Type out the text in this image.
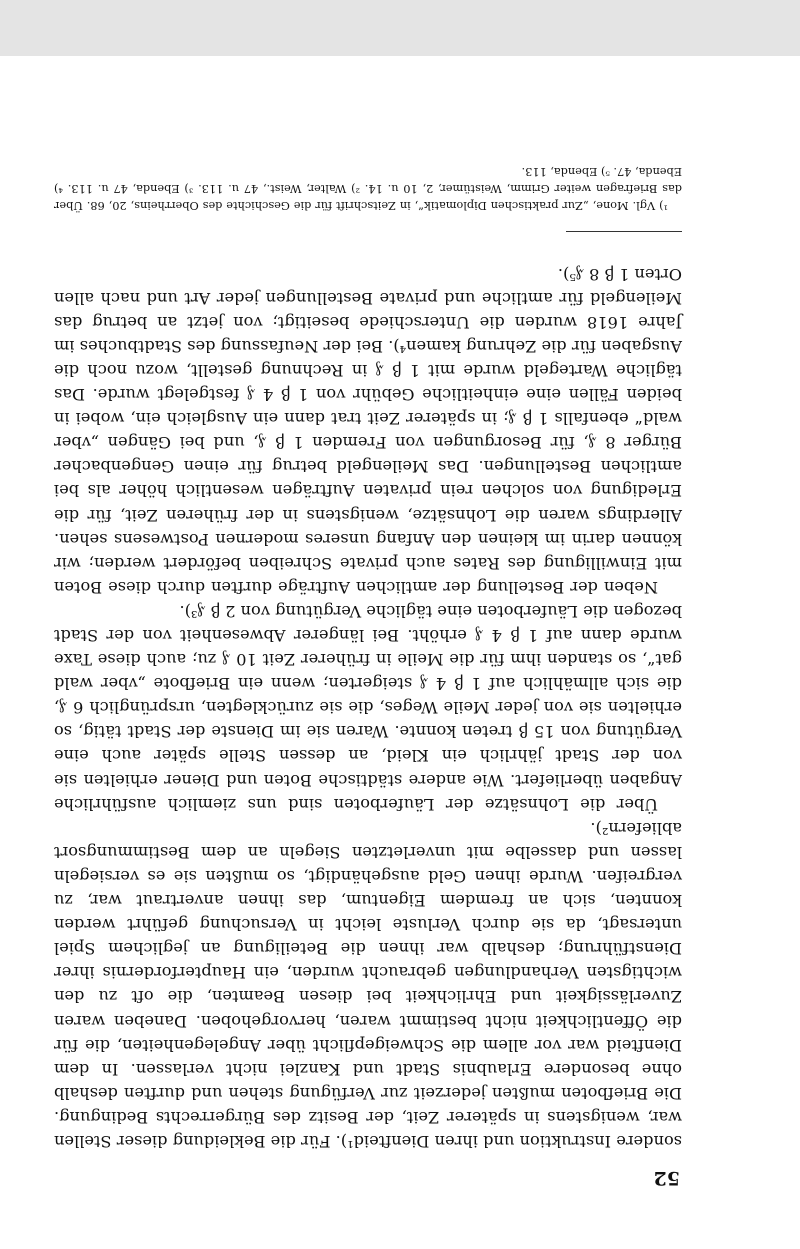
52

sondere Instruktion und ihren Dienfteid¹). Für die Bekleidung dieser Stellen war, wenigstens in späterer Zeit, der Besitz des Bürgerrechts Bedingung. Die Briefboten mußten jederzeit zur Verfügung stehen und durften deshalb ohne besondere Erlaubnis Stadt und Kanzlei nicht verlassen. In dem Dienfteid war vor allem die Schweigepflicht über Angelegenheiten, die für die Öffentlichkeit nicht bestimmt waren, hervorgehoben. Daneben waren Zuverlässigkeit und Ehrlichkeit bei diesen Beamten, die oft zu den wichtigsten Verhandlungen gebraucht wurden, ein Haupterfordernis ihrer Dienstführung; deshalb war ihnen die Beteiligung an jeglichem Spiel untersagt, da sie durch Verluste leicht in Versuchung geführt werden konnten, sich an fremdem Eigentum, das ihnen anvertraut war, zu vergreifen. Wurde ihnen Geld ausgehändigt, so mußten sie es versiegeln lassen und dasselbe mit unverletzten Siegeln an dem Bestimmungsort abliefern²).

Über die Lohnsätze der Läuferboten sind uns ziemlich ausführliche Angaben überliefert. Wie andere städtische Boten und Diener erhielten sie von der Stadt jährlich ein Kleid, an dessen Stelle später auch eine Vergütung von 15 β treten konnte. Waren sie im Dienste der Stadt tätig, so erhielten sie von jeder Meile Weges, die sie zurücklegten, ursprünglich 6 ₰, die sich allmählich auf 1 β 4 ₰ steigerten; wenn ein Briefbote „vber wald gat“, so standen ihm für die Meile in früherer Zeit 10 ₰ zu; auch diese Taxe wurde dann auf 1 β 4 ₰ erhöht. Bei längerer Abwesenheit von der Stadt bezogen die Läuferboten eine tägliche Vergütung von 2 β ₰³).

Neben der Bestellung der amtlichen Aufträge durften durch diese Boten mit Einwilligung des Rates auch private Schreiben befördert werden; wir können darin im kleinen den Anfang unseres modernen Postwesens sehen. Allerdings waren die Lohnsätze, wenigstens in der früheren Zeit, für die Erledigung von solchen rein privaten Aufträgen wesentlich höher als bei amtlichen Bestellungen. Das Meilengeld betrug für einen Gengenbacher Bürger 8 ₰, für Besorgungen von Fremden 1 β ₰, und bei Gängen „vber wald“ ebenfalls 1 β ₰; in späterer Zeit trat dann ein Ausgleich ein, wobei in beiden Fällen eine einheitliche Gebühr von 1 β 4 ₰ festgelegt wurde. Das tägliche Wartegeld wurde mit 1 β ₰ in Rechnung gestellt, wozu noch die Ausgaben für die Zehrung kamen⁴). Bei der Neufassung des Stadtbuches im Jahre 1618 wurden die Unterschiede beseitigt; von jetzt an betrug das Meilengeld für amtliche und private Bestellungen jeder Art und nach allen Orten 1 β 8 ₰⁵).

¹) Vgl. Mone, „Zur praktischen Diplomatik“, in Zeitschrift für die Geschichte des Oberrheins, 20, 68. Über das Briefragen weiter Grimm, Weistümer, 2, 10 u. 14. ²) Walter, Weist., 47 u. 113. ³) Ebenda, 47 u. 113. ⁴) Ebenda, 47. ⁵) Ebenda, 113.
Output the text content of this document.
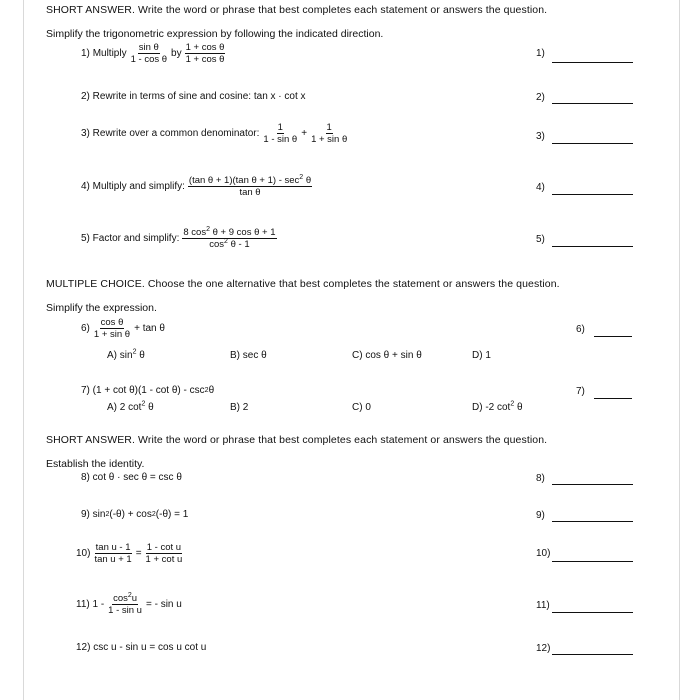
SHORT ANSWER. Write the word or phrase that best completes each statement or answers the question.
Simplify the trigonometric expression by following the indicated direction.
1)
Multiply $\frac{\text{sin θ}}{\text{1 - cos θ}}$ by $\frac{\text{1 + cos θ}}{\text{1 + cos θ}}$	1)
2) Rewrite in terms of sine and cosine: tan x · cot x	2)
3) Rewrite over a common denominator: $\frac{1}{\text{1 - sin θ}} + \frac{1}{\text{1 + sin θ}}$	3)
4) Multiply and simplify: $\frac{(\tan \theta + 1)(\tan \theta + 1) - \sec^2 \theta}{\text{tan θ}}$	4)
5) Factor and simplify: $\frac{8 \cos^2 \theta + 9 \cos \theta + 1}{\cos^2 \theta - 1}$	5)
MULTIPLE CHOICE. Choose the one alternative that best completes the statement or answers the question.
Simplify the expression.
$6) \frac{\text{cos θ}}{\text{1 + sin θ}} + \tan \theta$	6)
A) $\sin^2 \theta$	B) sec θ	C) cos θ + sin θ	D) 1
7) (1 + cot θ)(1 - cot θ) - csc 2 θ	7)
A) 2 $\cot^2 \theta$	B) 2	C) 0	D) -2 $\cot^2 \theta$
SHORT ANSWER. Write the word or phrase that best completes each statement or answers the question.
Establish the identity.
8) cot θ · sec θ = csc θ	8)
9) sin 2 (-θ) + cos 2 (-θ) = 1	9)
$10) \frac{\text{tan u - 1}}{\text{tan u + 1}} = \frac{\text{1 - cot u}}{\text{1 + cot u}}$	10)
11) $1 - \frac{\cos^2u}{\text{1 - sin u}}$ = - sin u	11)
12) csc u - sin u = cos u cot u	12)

◆ What you will do
List every line above that holds the word "frac".

◆ Result
Multiply $\frac{\text{sin θ}}{\text{1 - cos θ}}$ by $\frac{\text{1 + cos θ}}{\text{1 + cos θ}}$	1)
3) Rewrite over a common denominator: $\frac{1}{\text{1 - sin θ}} + \frac{1}{\text{1 + sin θ}}$	3)
4) Multiply and simplify: $\frac{(\tan \theta + 1)(\tan \theta + 1) - \sec^2 \theta}{\text{tan θ}}$	4)
5) Factor and simplify: $\frac{8 \cos^2 \theta + 9 \cos \theta + 1}{\cos^2 \theta - 1}$	5)
$6) \frac{\text{cos θ}}{\text{1 + sin θ}} + \tan \theta$	6)
$10) \frac{\text{tan u - 1}}{\text{tan u + 1}} = \frac{\text{1 - cot u}}{\text{1 + cot u}}$	10)
11) $1 - \frac{\cos^2u}{\text{1 - sin u}}$ = - sin u	11)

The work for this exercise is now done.